#### [MATERIAL PROVIDED]
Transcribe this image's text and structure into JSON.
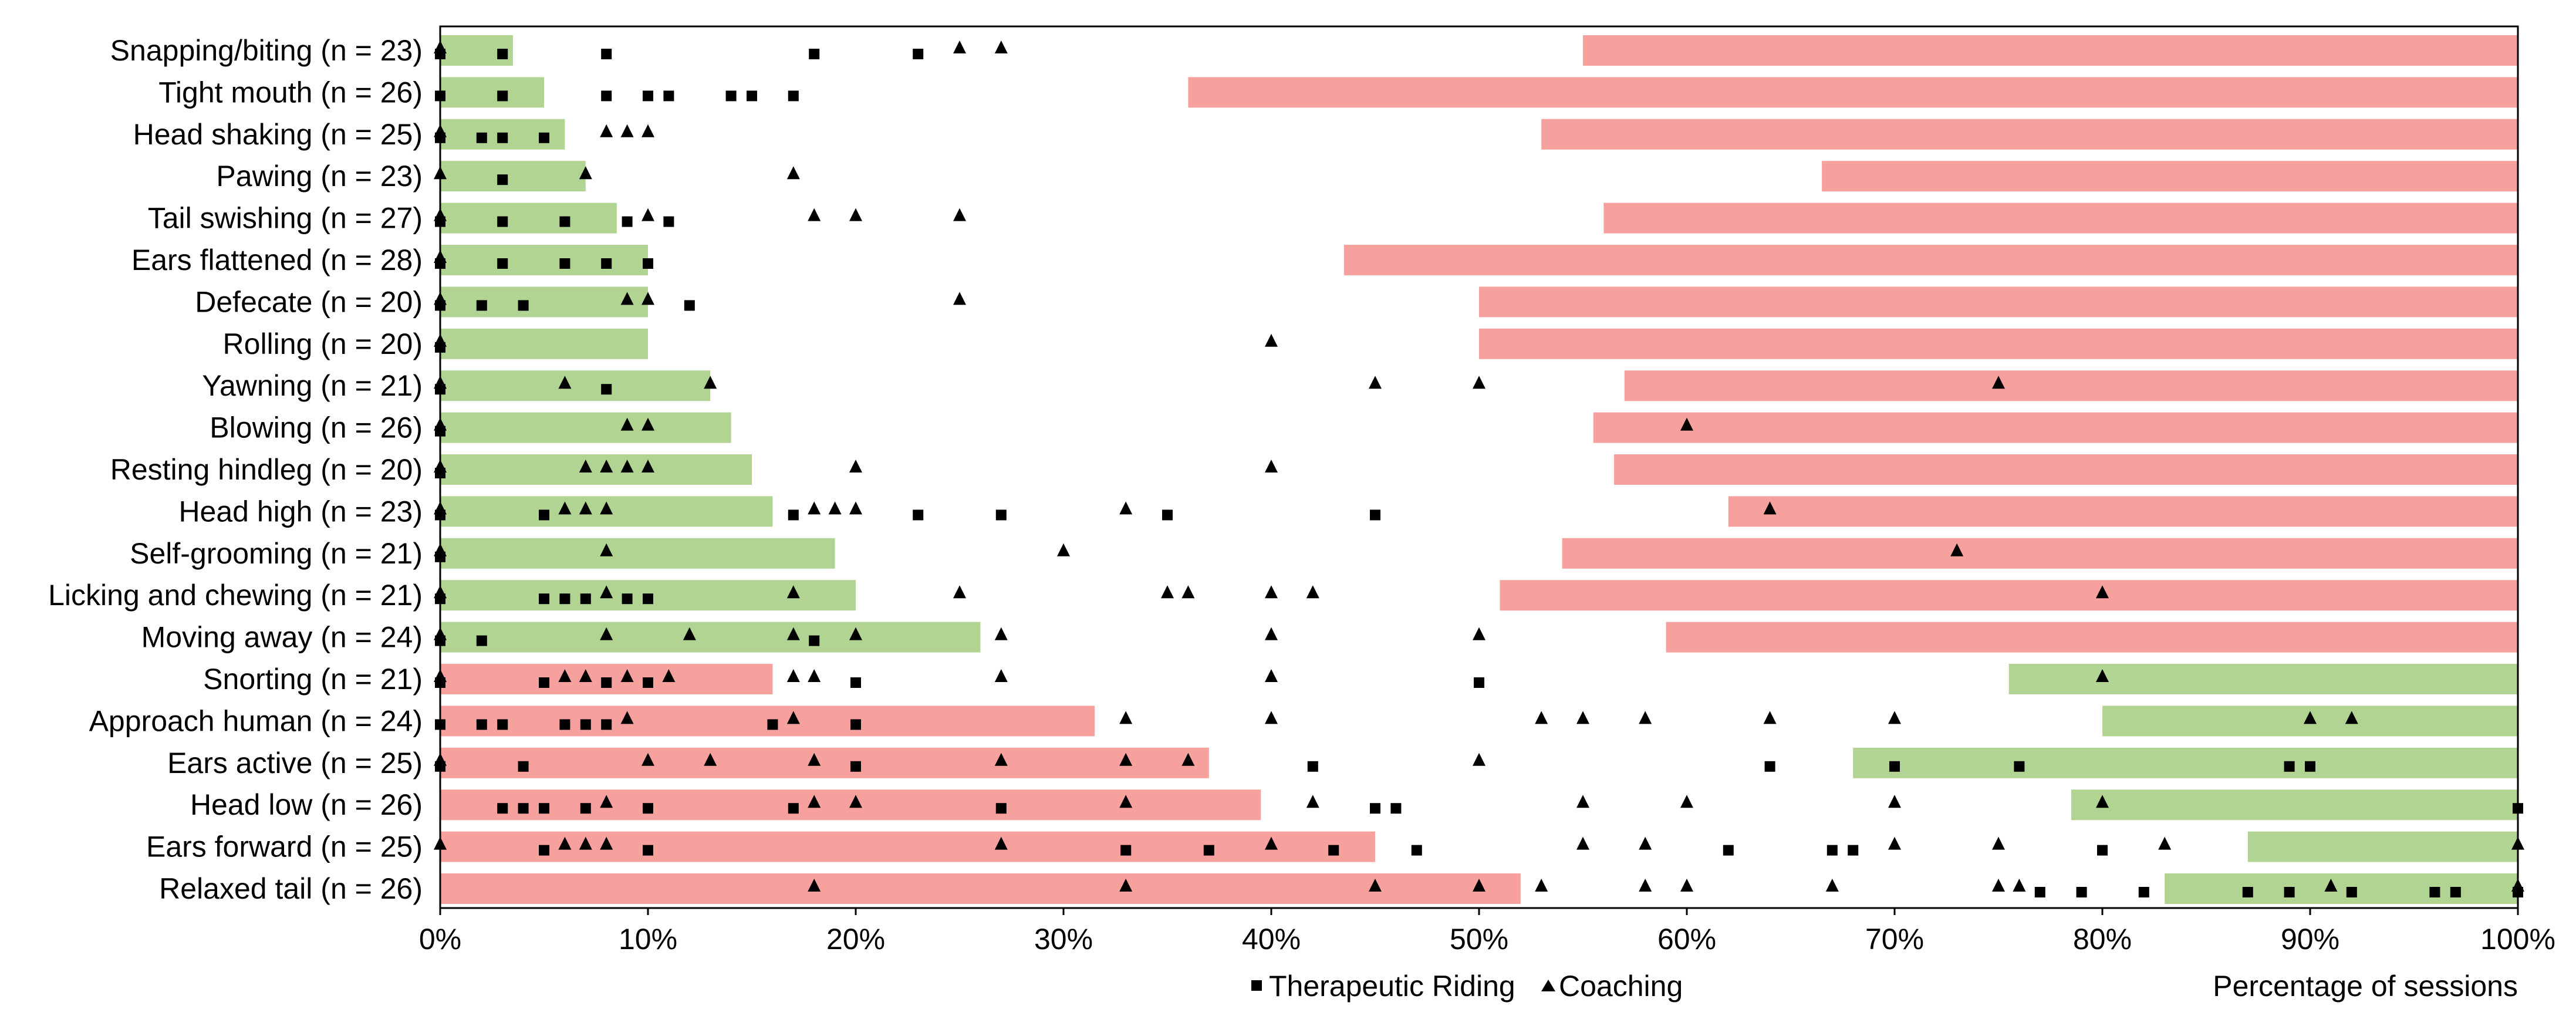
{
  "chart_data": {
    "type": "bar",
    "orientation": "horizontal",
    "xlabel": "Percentage of sessions",
    "xlim": [
      0,
      100
    ],
    "xticks": [
      0,
      10,
      20,
      30,
      40,
      50,
      60,
      70,
      80,
      90,
      100
    ],
    "x_tick_labels": [
      "0%",
      "10%",
      "20%",
      "30%",
      "40%",
      "50%",
      "60%",
      "70%",
      "80%",
      "90%",
      "100%"
    ],
    "grid": false,
    "legend_position": "bottom-center",
    "colors": {
      "green": "#b2d493",
      "red": "#f7a19e",
      "marker": "#000000"
    },
    "series": [
      {
        "name": "Therapeutic Riding",
        "marker": "square-icon"
      },
      {
        "name": "Coaching",
        "marker": "triangle-icon"
      }
    ],
    "categories": [
      {
        "label": "Snapping/biting (n = 23)",
        "left_bar": {
          "value": 3.5,
          "color": "green"
        },
        "right_bar": {
          "start": 55,
          "color": "red"
        },
        "riding": [
          0,
          3,
          8,
          18,
          23
        ],
        "coaching": [
          0,
          25,
          27
        ]
      },
      {
        "label": "Tight mouth (n = 26)",
        "left_bar": {
          "value": 5,
          "color": "green"
        },
        "right_bar": {
          "start": 36,
          "color": "red"
        },
        "riding": [
          0,
          3,
          8,
          10,
          11,
          14,
          15,
          17
        ],
        "coaching": []
      },
      {
        "label": "Head shaking (n = 25)",
        "left_bar": {
          "value": 6,
          "color": "green"
        },
        "right_bar": {
          "start": 53,
          "color": "red"
        },
        "riding": [
          0,
          2,
          3,
          5
        ],
        "coaching": [
          0,
          8,
          9,
          10
        ]
      },
      {
        "label": "Pawing (n = 23)",
        "left_bar": {
          "value": 7,
          "color": "green"
        },
        "right_bar": {
          "start": 66.5,
          "color": "red"
        },
        "riding": [
          3
        ],
        "coaching": [
          0,
          7,
          17
        ]
      },
      {
        "label": "Tail swishing (n = 27)",
        "left_bar": {
          "value": 8.5,
          "color": "green"
        },
        "right_bar": {
          "start": 56,
          "color": "red"
        },
        "riding": [
          0,
          3,
          6,
          9,
          11
        ],
        "coaching": [
          0,
          10,
          18,
          20,
          25
        ]
      },
      {
        "label": "Ears flattened (n = 28)",
        "left_bar": {
          "value": 10,
          "color": "green"
        },
        "right_bar": {
          "start": 43.5,
          "color": "red"
        },
        "riding": [
          0,
          3,
          6,
          8,
          10
        ],
        "coaching": [
          0
        ]
      },
      {
        "label": "Defecate (n = 20)",
        "left_bar": {
          "value": 10,
          "color": "green"
        },
        "right_bar": {
          "start": 50,
          "color": "red"
        },
        "riding": [
          0,
          2,
          4,
          12
        ],
        "coaching": [
          0,
          9,
          10,
          25
        ]
      },
      {
        "label": "Rolling (n = 20)",
        "left_bar": {
          "value": 10,
          "color": "green"
        },
        "right_bar": {
          "start": 50,
          "color": "red"
        },
        "riding": [
          0
        ],
        "coaching": [
          0,
          40
        ]
      },
      {
        "label": "Yawning (n = 21)",
        "left_bar": {
          "value": 13,
          "color": "green"
        },
        "right_bar": {
          "start": 57,
          "color": "red"
        },
        "riding": [
          0,
          8
        ],
        "coaching": [
          0,
          6,
          13,
          45,
          50,
          75
        ]
      },
      {
        "label": "Blowing (n = 26)",
        "left_bar": {
          "value": 14,
          "color": "green"
        },
        "right_bar": {
          "start": 55.5,
          "color": "red"
        },
        "riding": [
          0
        ],
        "coaching": [
          0,
          9,
          10,
          60
        ]
      },
      {
        "label": "Resting hindleg (n = 20)",
        "left_bar": {
          "value": 15,
          "color": "green"
        },
        "right_bar": {
          "start": 56.5,
          "color": "red"
        },
        "riding": [
          0
        ],
        "coaching": [
          0,
          7,
          8,
          9,
          10,
          20,
          40
        ]
      },
      {
        "label": "Head high (n = 23)",
        "left_bar": {
          "value": 16,
          "color": "green"
        },
        "right_bar": {
          "start": 62,
          "color": "red"
        },
        "riding": [
          0,
          5,
          17,
          23,
          27,
          35,
          45
        ],
        "coaching": [
          0,
          6,
          7,
          8,
          18,
          19,
          20,
          33,
          64
        ]
      },
      {
        "label": "Self-grooming (n = 21)",
        "left_bar": {
          "value": 19,
          "color": "green"
        },
        "right_bar": {
          "start": 54,
          "color": "red"
        },
        "riding": [
          0
        ],
        "coaching": [
          0,
          8,
          30,
          73
        ]
      },
      {
        "label": "Licking and chewing (n = 21)",
        "left_bar": {
          "value": 20,
          "color": "green"
        },
        "right_bar": {
          "start": 51,
          "color": "red"
        },
        "riding": [
          0,
          5,
          6,
          7,
          9,
          10
        ],
        "coaching": [
          0,
          8,
          17,
          25,
          35,
          36,
          40,
          42,
          80
        ]
      },
      {
        "label": "Moving away (n = 24)",
        "left_bar": {
          "value": 26,
          "color": "green"
        },
        "right_bar": {
          "start": 59,
          "color": "red"
        },
        "riding": [
          0,
          2,
          18
        ],
        "coaching": [
          0,
          8,
          12,
          17,
          20,
          27,
          40,
          50
        ]
      },
      {
        "label": "Snorting (n = 21)",
        "left_bar": {
          "value": 16,
          "color": "red"
        },
        "right_bar": {
          "start": 75.5,
          "color": "green"
        },
        "riding": [
          0,
          5,
          8,
          10,
          20,
          50
        ],
        "coaching": [
          0,
          6,
          7,
          9,
          11,
          17,
          18,
          27,
          40,
          80
        ]
      },
      {
        "label": "Approach human (n = 24)",
        "left_bar": {
          "value": 31.5,
          "color": "red"
        },
        "right_bar": {
          "start": 80,
          "color": "green"
        },
        "riding": [
          0,
          2,
          3,
          6,
          7,
          8,
          16,
          20
        ],
        "coaching": [
          9,
          17,
          33,
          40,
          53,
          55,
          58,
          64,
          70,
          90,
          92
        ]
      },
      {
        "label": "Ears active (n = 25)",
        "left_bar": {
          "value": 37,
          "color": "red"
        },
        "right_bar": {
          "start": 68,
          "color": "green"
        },
        "riding": [
          0,
          4,
          20,
          42,
          64,
          70,
          76,
          89,
          90
        ],
        "coaching": [
          0,
          10,
          13,
          18,
          27,
          33,
          36,
          50
        ]
      },
      {
        "label": "Head low (n = 26)",
        "left_bar": {
          "value": 39.5,
          "color": "red"
        },
        "right_bar": {
          "start": 78.5,
          "color": "green"
        },
        "riding": [
          3,
          4,
          5,
          7,
          10,
          17,
          27,
          45,
          46,
          100
        ],
        "coaching": [
          8,
          18,
          20,
          33,
          42,
          55,
          60,
          70,
          80
        ]
      },
      {
        "label": "Ears forward (n = 25)",
        "left_bar": {
          "value": 45,
          "color": "red"
        },
        "right_bar": {
          "start": 87,
          "color": "green"
        },
        "riding": [
          5,
          10,
          33,
          37,
          43,
          47,
          62,
          67,
          68,
          80
        ],
        "coaching": [
          0,
          6,
          7,
          8,
          27,
          40,
          55,
          58,
          70,
          75,
          83,
          100
        ]
      },
      {
        "label": "Relaxed tail (n = 26)",
        "left_bar": {
          "value": 52,
          "color": "red"
        },
        "right_bar": {
          "start": 83,
          "color": "green"
        },
        "riding": [
          77,
          79,
          82,
          87,
          89,
          92,
          96,
          97,
          100
        ],
        "coaching": [
          18,
          33,
          45,
          50,
          53,
          58,
          60,
          67,
          75,
          76,
          91,
          100
        ]
      }
    ]
  }
}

#### [WHAT THE EXERCISE ASKS]
Set down the material above as is, without any pictures.

#### [WRITTEN SOLUTION]
Transcribe this image's text and structure into JSON.
{
  "chart_data": {
    "type": "bar",
    "orientation": "horizontal",
    "xlabel": "Percentage of sessions",
    "xlim": [
      0,
      100
    ],
    "xticks": [
      0,
      10,
      20,
      30,
      40,
      50,
      60,
      70,
      80,
      90,
      100
    ],
    "x_tick_labels": [
      "0%",
      "10%",
      "20%",
      "30%",
      "40%",
      "50%",
      "60%",
      "70%",
      "80%",
      "90%",
      "100%"
    ],
    "grid": false,
    "legend_position": "bottom-center",
    "colors": {
      "green": "#b2d493",
      "red": "#f7a19e",
      "marker": "#000000"
    },
    "series": [
      {
        "name": "Therapeutic Riding",
        "marker": "square-icon"
      },
      {
        "name": "Coaching",
        "marker": "triangle-icon"
      }
    ],
    "categories": [
      {
        "label": "Snapping/biting (n = 23)",
        "left_bar": {
          "value": 3.5,
          "color": "green"
        },
        "right_bar": {
          "start": 55,
          "color": "red"
        },
        "riding": [
          0,
          3,
          8,
          18,
          23
        ],
        "coaching": [
          0,
          25,
          27
        ]
      },
      {
        "label": "Tight mouth (n = 26)",
        "left_bar": {
          "value": 5,
          "color": "green"
        },
        "right_bar": {
          "start": 36,
          "color": "red"
        },
        "riding": [
          0,
          3,
          8,
          10,
          11,
          14,
          15,
          17
        ],
        "coaching": []
      },
      {
        "label": "Head shaking (n = 25)",
        "left_bar": {
          "value": 6,
          "color": "green"
        },
        "right_bar": {
          "start": 53,
          "color": "red"
        },
        "riding": [
          0,
          2,
          3,
          5
        ],
        "coaching": [
          0,
          8,
          9,
          10
        ]
      },
      {
        "label": "Pawing (n = 23)",
        "left_bar": {
          "value": 7,
          "color": "green"
        },
        "right_bar": {
          "start": 66.5,
          "color": "red"
        },
        "riding": [
          3
        ],
        "coaching": [
          0,
          7,
          17
        ]
      },
      {
        "label": "Tail swishing (n = 27)",
        "left_bar": {
          "value": 8.5,
          "color": "green"
        },
        "right_bar": {
          "start": 56,
          "color": "red"
        },
        "riding": [
          0,
          3,
          6,
          9,
          11
        ],
        "coaching": [
          0,
          10,
          18,
          20,
          25
        ]
      },
      {
        "label": "Ears flattened (n = 28)",
        "left_bar": {
          "value": 10,
          "color": "green"
        },
        "right_bar": {
          "start": 43.5,
          "color": "red"
        },
        "riding": [
          0,
          3,
          6,
          8,
          10
        ],
        "coaching": [
          0
        ]
      },
      {
        "label": "Defecate (n = 20)",
        "left_bar": {
          "value": 10,
          "color": "green"
        },
        "right_bar": {
          "start": 50,
          "color": "red"
        },
        "riding": [
          0,
          2,
          4,
          12
        ],
        "coaching": [
          0,
          9,
          10,
          25
        ]
      },
      {
        "label": "Rolling (n = 20)",
        "left_bar": {
          "value": 10,
          "color": "green"
        },
        "right_bar": {
          "start": 50,
          "color": "red"
        },
        "riding": [
          0
        ],
        "coaching": [
          0,
          40
        ]
      },
      {
        "label": "Yawning (n = 21)",
        "left_bar": {
          "value": 13,
          "color": "green"
        },
        "right_bar": {
          "start": 57,
          "color": "red"
        },
        "riding": [
          0,
          8
        ],
        "coaching": [
          0,
          6,
          13,
          45,
          50,
          75
        ]
      },
      {
        "label": "Blowing (n = 26)",
        "left_bar": {
          "value": 14,
          "color": "green"
        },
        "right_bar": {
          "start": 55.5,
          "color": "red"
        },
        "riding": [
          0
        ],
        "coaching": [
          0,
          9,
          10,
          60
        ]
      },
      {
        "label": "Resting hindleg (n = 20)",
        "left_bar": {
          "value": 15,
          "color": "green"
        },
        "right_bar": {
          "start": 56.5,
          "color": "red"
        },
        "riding": [
          0
        ],
        "coaching": [
          0,
          7,
          8,
          9,
          10,
          20,
          40
        ]
      },
      {
        "label": "Head high (n = 23)",
        "left_bar": {
          "value": 16,
          "color": "green"
        },
        "right_bar": {
          "start": 62,
          "color": "red"
        },
        "riding": [
          0,
          5,
          17,
          23,
          27,
          35,
          45
        ],
        "coaching": [
          0,
          6,
          7,
          8,
          18,
          19,
          20,
          33,
          64
        ]
      },
      {
        "label": "Self-grooming (n = 21)",
        "left_bar": {
          "value": 19,
          "color": "green"
        },
        "right_bar": {
          "start": 54,
          "color": "red"
        },
        "riding": [
          0
        ],
        "coaching": [
          0,
          8,
          30,
          73
        ]
      },
      {
        "label": "Licking and chewing (n = 21)",
        "left_bar": {
          "value": 20,
          "color": "green"
        },
        "right_bar": {
          "start": 51,
          "color": "red"
        },
        "riding": [
          0,
          5,
          6,
          7,
          9,
          10
        ],
        "coaching": [
          0,
          8,
          17,
          25,
          35,
          36,
          40,
          42,
          80
        ]
      },
      {
        "label": "Moving away (n = 24)",
        "left_bar": {
          "value": 26,
          "color": "green"
        },
        "right_bar": {
          "start": 59,
          "color": "red"
        },
        "riding": [
          0,
          2,
          18
        ],
        "coaching": [
          0,
          8,
          12,
          17,
          20,
          27,
          40,
          50
        ]
      },
      {
        "label": "Snorting (n = 21)",
        "left_bar": {
          "value": 16,
          "color": "red"
        },
        "right_bar": {
          "start": 75.5,
          "color": "green"
        },
        "riding": [
          0,
          5,
          8,
          10,
          20,
          50
        ],
        "coaching": [
          0,
          6,
          7,
          9,
          11,
          17,
          18,
          27,
          40,
          80
        ]
      },
      {
        "label": "Approach human (n = 24)",
        "left_bar": {
          "value": 31.5,
          "color": "red"
        },
        "right_bar": {
          "start": 80,
          "color": "green"
        },
        "riding": [
          0,
          2,
          3,
          6,
          7,
          8,
          16,
          20
        ],
        "coaching": [
          9,
          17,
          33,
          40,
          53,
          55,
          58,
          64,
          70,
          90,
          92
        ]
      },
      {
        "label": "Ears active (n = 25)",
        "left_bar": {
          "value": 37,
          "color": "red"
        },
        "right_bar": {
          "start": 68,
          "color": "green"
        },
        "riding": [
          0,
          4,
          20,
          42,
          64,
          70,
          76,
          89,
          90
        ],
        "coaching": [
          0,
          10,
          13,
          18,
          27,
          33,
          36,
          50
        ]
      },
      {
        "label": "Head low (n = 26)",
        "left_bar": {
          "value": 39.5,
          "color": "red"
        },
        "right_bar": {
          "start": 78.5,
          "color": "green"
        },
        "riding": [
          3,
          4,
          5,
          7,
          10,
          17,
          27,
          45,
          46,
          100
        ],
        "coaching": [
          8,
          18,
          20,
          33,
          42,
          55,
          60,
          70,
          80
        ]
      },
      {
        "label": "Ears forward (n = 25)",
        "left_bar": {
          "value": 45,
          "color": "red"
        },
        "right_bar": {
          "start": 87,
          "color": "green"
        },
        "riding": [
          5,
          10,
          33,
          37,
          43,
          47,
          62,
          67,
          68,
          80
        ],
        "coaching": [
          0,
          6,
          7,
          8,
          27,
          40,
          55,
          58,
          70,
          75,
          83,
          100
        ]
      },
      {
        "label": "Relaxed tail (n = 26)",
        "left_bar": {
          "value": 52,
          "color": "red"
        },
        "right_bar": {
          "start": 83,
          "color": "green"
        },
        "riding": [
          77,
          79,
          82,
          87,
          89,
          92,
          96,
          97,
          100
        ],
        "coaching": [
          18,
          33,
          45,
          50,
          53,
          58,
          60,
          67,
          75,
          76,
          91,
          100
        ]
      }
    ]
  }
}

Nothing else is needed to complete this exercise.